The data
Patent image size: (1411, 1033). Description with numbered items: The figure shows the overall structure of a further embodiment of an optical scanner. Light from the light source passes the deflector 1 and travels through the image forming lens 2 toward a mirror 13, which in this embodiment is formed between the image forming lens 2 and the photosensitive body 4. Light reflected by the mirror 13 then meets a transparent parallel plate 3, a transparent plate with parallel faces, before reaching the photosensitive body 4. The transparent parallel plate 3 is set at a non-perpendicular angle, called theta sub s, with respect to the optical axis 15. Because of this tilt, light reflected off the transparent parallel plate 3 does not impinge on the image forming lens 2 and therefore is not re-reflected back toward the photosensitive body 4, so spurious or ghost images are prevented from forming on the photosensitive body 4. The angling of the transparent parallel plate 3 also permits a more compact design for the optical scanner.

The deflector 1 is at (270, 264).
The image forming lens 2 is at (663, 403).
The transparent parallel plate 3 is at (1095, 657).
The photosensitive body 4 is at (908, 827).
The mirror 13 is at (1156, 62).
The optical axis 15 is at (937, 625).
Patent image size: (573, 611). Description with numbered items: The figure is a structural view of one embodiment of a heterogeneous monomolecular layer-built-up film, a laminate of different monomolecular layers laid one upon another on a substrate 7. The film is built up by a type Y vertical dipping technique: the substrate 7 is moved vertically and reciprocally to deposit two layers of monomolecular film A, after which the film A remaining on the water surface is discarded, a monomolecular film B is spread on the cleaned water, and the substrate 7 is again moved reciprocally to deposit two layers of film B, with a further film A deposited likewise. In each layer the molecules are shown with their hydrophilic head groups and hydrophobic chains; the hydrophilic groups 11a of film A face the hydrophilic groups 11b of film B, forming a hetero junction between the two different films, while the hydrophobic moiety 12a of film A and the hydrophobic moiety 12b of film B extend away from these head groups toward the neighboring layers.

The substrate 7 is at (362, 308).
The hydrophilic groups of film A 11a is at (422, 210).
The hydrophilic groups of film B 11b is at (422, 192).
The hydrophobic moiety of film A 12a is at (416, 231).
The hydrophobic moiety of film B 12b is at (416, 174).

Written problem
Edit the entries above by changing every "Patent image size" to "Drawing size", and leave all the rest unchanged.

In response
Drawing size: (1411, 1033). Description with numbered items: The figure shows the overall structure of a further embodiment of an optical scanner. Light from the light source passes the deflector 1 and travels through the image forming lens 2 toward a mirror 13, which in this embodiment is formed between the image forming lens 2 and the photosensitive body 4. Light reflected by the mirror 13 then meets a transparent parallel plate 3, a transparent plate with parallel faces, before reaching the photosensitive body 4. The transparent parallel plate 3 is set at a non-perpendicular angle, called theta sub s, with respect to the optical axis 15. Because of this tilt, light reflected off the transparent parallel plate 3 does not impinge on the image forming lens 2 and therefore is not re-reflected back toward the photosensitive body 4, so spurious or ghost images are prevented from forming on the photosensitive body 4. The angling of the transparent parallel plate 3 also permits a more compact design for the optical scanner.

The deflector 1 is at (270, 264).
The image forming lens 2 is at (663, 403).
The transparent parallel plate 3 is at (1095, 657).
The photosensitive body 4 is at (908, 827).
The mirror 13 is at (1156, 62).
The optical axis 15 is at (937, 625).
Drawing size: (573, 611). Description with numbered items: The figure is a structural view of one embodiment of a heterogeneous monomolecular layer-built-up film, a laminate of different monomolecular layers laid one upon another on a substrate 7. The film is built up by a type Y vertical dipping technique: the substrate 7 is moved vertically and reciprocally to deposit two layers of monomolecular film A, after which the film A remaining on the water surface is discarded, a monomolecular film B is spread on the cleaned water, and the substrate 7 is again moved reciprocally to deposit two layers of film B, with a further film A deposited likewise. In each layer the molecules are shown with their hydrophilic head groups and hydrophobic chains; the hydrophilic groups 11a of film A face the hydrophilic groups 11b of film B, forming a hetero junction between the two different films, while the hydrophobic moiety 12a of film A and the hydrophobic moiety 12b of film B extend away from these head groups toward the neighboring layers.

The substrate 7 is at (362, 308).
The hydrophilic groups of film A 11a is at (422, 210).
The hydrophilic groups of film B 11b is at (422, 192).
The hydrophobic moiety of film A 12a is at (416, 231).
The hydrophobic moiety of film B 12b is at (416, 174).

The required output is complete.